_Your goal:_ What lines of the data hold the string "Demográfica"? Pull each one out.

** start **

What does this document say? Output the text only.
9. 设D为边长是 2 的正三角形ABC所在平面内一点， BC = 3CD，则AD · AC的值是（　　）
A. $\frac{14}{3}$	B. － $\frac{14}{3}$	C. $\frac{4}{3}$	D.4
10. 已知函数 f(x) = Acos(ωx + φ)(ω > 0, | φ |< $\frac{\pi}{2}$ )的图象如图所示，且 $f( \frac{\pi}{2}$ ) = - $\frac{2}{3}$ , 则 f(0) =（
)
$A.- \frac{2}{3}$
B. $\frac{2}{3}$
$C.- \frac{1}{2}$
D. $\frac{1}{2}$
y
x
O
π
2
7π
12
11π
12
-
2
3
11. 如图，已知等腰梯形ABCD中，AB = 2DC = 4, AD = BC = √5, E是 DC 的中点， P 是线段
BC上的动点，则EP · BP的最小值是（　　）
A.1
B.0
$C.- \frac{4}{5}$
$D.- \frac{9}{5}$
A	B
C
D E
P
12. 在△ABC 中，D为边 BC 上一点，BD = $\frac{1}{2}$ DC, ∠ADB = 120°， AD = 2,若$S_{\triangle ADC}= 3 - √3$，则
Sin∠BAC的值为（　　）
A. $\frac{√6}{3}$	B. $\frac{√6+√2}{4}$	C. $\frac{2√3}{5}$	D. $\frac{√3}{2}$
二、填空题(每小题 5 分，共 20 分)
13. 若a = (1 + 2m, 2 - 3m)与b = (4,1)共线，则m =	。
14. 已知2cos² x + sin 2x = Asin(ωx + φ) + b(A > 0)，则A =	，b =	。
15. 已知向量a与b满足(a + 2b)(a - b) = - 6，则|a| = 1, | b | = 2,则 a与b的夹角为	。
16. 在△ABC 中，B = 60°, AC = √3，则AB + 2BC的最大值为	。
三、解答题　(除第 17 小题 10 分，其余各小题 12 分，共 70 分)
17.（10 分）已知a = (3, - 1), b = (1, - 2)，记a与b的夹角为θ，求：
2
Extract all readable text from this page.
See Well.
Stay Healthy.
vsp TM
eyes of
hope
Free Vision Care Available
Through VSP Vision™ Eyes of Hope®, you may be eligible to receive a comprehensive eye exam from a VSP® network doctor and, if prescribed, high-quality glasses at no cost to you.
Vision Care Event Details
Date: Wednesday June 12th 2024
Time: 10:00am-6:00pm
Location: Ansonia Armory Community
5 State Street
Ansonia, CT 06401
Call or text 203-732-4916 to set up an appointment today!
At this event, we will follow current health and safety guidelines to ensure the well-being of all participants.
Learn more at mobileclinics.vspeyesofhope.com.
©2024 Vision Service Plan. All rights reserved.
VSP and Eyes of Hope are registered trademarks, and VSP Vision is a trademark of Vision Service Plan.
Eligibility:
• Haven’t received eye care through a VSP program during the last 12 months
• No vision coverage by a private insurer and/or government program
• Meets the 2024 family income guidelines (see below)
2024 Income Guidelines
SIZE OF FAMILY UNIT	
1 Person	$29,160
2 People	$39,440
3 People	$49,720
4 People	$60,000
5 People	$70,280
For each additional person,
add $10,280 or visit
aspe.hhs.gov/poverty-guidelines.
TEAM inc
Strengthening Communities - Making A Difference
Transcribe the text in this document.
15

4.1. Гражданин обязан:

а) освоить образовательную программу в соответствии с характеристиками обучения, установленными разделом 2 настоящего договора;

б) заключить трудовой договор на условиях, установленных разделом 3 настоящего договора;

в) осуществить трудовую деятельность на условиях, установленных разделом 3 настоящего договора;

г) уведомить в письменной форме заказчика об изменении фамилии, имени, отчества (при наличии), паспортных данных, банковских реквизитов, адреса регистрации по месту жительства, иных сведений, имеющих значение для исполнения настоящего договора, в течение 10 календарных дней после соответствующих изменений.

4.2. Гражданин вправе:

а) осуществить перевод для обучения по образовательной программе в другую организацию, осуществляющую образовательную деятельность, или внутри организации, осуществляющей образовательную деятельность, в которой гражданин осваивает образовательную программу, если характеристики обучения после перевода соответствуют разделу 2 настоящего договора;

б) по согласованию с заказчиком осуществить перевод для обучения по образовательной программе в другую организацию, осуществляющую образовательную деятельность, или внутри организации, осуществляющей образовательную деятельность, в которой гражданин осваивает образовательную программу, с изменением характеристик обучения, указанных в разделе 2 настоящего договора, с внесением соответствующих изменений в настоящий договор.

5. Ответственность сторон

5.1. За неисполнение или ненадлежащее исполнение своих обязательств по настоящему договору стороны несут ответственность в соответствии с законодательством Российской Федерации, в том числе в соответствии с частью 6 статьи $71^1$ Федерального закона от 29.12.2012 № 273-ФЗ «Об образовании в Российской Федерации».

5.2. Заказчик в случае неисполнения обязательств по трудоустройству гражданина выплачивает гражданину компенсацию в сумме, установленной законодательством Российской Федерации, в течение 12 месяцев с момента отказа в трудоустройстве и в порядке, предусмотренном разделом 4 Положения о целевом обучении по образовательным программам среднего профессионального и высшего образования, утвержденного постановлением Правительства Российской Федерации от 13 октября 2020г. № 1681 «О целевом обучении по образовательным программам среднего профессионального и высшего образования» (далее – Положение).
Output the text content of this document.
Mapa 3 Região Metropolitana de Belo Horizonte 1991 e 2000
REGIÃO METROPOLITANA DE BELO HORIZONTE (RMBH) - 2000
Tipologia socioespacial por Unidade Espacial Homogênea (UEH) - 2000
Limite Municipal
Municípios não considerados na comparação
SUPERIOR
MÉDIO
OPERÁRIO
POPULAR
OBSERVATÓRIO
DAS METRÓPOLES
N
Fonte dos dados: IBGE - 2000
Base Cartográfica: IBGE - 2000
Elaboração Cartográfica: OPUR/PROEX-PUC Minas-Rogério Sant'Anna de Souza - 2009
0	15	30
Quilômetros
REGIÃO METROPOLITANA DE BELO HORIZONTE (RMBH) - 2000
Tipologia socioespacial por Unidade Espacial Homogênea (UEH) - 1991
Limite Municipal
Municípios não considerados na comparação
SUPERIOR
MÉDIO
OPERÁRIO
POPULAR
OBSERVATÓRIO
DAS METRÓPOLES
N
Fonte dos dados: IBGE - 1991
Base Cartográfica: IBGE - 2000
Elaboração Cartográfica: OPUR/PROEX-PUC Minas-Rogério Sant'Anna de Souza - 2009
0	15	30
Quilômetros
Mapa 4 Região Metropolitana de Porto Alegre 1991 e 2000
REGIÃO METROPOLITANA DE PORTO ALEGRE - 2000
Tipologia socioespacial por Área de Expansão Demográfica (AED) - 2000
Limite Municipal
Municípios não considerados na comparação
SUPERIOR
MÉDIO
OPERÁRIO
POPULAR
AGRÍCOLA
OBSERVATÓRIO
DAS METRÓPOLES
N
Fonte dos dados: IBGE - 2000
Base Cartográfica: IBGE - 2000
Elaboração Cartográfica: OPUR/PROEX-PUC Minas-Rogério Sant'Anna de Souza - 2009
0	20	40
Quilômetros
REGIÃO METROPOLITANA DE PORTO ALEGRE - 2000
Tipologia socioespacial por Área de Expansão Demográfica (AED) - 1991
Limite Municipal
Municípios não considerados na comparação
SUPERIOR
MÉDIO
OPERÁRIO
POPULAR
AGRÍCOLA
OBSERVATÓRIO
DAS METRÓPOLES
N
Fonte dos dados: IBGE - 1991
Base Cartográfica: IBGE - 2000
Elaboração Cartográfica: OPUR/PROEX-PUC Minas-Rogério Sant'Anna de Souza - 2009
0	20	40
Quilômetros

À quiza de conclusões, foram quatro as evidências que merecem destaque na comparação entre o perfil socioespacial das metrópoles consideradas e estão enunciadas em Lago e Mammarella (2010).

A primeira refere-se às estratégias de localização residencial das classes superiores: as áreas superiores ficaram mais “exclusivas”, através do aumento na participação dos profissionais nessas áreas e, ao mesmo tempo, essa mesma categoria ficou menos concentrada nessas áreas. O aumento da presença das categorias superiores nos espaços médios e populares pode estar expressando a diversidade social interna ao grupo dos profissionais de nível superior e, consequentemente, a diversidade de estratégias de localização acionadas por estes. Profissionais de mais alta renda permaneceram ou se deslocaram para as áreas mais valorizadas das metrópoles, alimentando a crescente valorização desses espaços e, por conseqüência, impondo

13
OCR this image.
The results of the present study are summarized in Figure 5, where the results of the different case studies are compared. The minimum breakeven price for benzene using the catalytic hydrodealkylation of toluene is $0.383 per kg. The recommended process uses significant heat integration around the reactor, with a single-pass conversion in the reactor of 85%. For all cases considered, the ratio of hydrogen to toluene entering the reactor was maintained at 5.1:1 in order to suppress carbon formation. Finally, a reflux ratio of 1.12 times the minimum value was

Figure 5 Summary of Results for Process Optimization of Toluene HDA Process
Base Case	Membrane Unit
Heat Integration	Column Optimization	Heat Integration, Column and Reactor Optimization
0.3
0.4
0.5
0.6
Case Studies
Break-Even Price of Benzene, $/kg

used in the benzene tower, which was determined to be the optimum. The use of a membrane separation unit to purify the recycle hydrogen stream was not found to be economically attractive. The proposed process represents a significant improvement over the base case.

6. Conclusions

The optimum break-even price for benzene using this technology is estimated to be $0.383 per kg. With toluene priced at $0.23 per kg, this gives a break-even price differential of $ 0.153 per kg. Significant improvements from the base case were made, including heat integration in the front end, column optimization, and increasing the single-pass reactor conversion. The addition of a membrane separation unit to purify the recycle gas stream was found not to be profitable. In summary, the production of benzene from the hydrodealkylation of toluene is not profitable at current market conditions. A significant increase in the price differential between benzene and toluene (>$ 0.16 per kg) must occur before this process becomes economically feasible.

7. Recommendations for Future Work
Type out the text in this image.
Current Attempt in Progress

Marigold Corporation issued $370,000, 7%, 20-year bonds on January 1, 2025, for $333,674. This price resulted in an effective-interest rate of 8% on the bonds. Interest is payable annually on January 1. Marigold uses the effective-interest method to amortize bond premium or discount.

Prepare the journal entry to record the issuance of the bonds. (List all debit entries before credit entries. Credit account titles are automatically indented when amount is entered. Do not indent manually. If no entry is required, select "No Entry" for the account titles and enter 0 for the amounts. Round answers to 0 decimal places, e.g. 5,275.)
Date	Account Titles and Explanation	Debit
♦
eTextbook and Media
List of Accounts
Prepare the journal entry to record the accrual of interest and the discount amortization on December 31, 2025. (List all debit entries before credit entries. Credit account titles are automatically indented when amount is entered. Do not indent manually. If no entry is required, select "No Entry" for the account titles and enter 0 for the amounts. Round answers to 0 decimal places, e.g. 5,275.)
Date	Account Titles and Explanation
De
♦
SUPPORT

** end **

_Problem solution:_
Tipologia socioespacial por Área de Expansão Demográfica (AED) - 2000
Tipologia socioespacial por Área de Expansão Demográfica (AED) - 1991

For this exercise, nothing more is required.